[Excerpts from a figure dataset]
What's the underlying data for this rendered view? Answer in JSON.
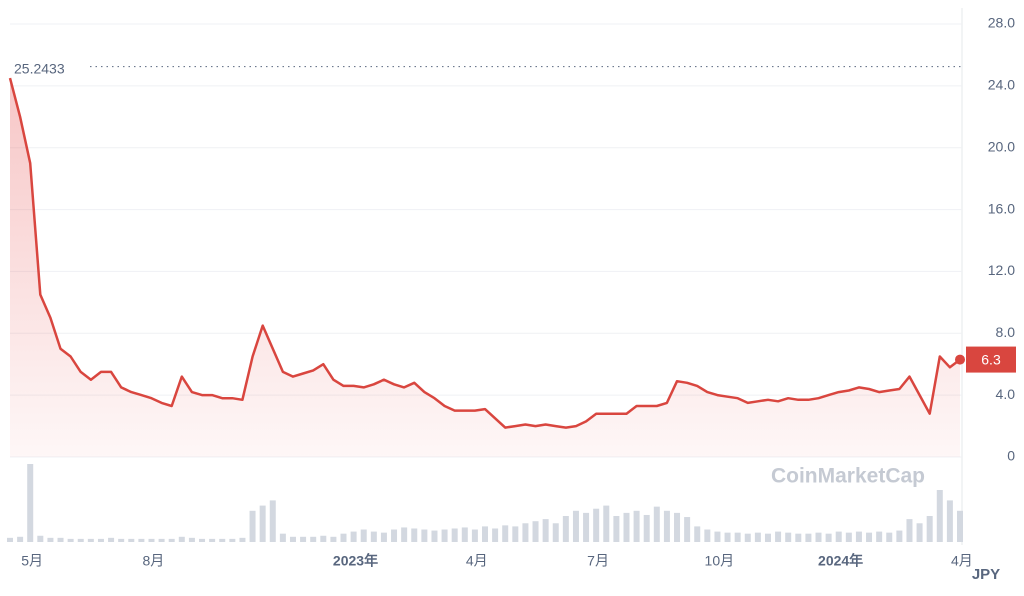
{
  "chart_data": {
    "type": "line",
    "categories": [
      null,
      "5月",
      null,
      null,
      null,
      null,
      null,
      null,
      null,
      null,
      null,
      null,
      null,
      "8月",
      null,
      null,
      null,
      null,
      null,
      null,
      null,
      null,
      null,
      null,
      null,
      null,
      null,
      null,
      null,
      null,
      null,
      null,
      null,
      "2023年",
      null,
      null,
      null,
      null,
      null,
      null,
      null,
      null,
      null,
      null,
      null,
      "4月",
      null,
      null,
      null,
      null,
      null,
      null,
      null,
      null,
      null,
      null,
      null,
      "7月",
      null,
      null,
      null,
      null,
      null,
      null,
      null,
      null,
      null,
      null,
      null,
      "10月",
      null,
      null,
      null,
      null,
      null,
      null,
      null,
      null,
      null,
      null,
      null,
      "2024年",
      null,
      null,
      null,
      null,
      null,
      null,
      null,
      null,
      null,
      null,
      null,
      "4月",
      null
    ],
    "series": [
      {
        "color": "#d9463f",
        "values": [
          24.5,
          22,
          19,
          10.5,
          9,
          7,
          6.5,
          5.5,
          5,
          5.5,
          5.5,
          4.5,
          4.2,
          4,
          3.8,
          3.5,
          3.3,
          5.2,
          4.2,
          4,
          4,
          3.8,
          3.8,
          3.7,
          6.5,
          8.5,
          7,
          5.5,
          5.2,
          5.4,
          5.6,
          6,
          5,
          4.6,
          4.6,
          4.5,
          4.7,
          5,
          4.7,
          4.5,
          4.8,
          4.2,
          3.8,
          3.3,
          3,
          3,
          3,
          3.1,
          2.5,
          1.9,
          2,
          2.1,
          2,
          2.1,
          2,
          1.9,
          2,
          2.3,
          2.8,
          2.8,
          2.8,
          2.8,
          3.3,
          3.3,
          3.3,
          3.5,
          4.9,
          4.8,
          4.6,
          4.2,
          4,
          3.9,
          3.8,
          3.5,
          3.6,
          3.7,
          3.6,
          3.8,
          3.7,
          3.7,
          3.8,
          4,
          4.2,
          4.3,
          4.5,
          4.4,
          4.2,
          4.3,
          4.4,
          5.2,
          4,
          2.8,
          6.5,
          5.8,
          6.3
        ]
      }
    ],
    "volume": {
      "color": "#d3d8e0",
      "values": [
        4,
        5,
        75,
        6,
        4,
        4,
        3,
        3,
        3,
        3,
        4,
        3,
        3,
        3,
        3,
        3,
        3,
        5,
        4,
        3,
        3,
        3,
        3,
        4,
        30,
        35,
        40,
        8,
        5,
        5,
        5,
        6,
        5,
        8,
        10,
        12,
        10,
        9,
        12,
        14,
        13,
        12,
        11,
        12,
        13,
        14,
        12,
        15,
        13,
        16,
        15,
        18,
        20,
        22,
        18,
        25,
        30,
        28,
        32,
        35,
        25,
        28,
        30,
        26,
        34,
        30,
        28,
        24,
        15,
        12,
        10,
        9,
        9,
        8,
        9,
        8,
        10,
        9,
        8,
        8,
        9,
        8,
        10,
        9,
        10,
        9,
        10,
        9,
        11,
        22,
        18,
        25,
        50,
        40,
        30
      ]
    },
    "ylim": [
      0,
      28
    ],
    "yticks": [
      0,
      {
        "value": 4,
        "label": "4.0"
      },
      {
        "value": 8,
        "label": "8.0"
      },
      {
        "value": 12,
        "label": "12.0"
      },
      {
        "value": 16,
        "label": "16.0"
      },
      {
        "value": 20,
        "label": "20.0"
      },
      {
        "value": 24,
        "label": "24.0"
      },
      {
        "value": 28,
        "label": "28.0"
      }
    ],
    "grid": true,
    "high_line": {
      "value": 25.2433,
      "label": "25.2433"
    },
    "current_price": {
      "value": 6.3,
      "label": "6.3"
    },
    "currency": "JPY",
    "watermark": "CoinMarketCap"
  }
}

* * *

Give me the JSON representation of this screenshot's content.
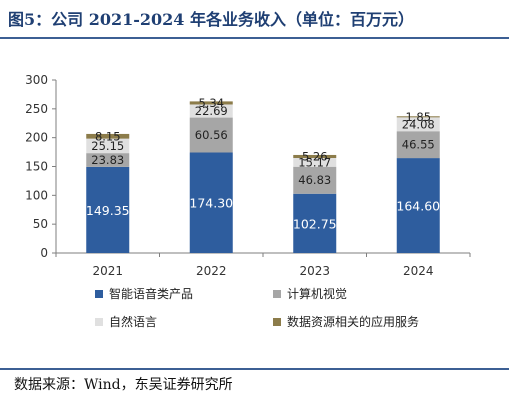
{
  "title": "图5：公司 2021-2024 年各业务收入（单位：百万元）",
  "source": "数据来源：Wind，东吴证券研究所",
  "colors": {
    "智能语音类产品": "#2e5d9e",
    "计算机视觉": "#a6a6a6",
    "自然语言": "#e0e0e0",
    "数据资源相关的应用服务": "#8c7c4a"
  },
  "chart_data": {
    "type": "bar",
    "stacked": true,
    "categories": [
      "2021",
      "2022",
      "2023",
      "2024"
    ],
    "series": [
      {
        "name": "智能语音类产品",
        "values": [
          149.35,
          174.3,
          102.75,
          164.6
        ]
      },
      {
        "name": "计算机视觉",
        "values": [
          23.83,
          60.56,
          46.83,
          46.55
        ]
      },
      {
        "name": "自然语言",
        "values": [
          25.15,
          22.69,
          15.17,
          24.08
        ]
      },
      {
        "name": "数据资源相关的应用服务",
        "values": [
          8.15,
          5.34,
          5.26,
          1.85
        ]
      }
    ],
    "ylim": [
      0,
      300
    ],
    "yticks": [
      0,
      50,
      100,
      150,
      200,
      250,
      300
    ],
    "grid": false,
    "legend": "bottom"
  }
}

WORK TO COMPLETE:
For each line of the entries that includes "数据资源相关的应用服务", show that line.

TASK RESPONSE:
    "数据资源相关的应用服务": "#8c7c4a"
        "name": "数据资源相关的应用服务",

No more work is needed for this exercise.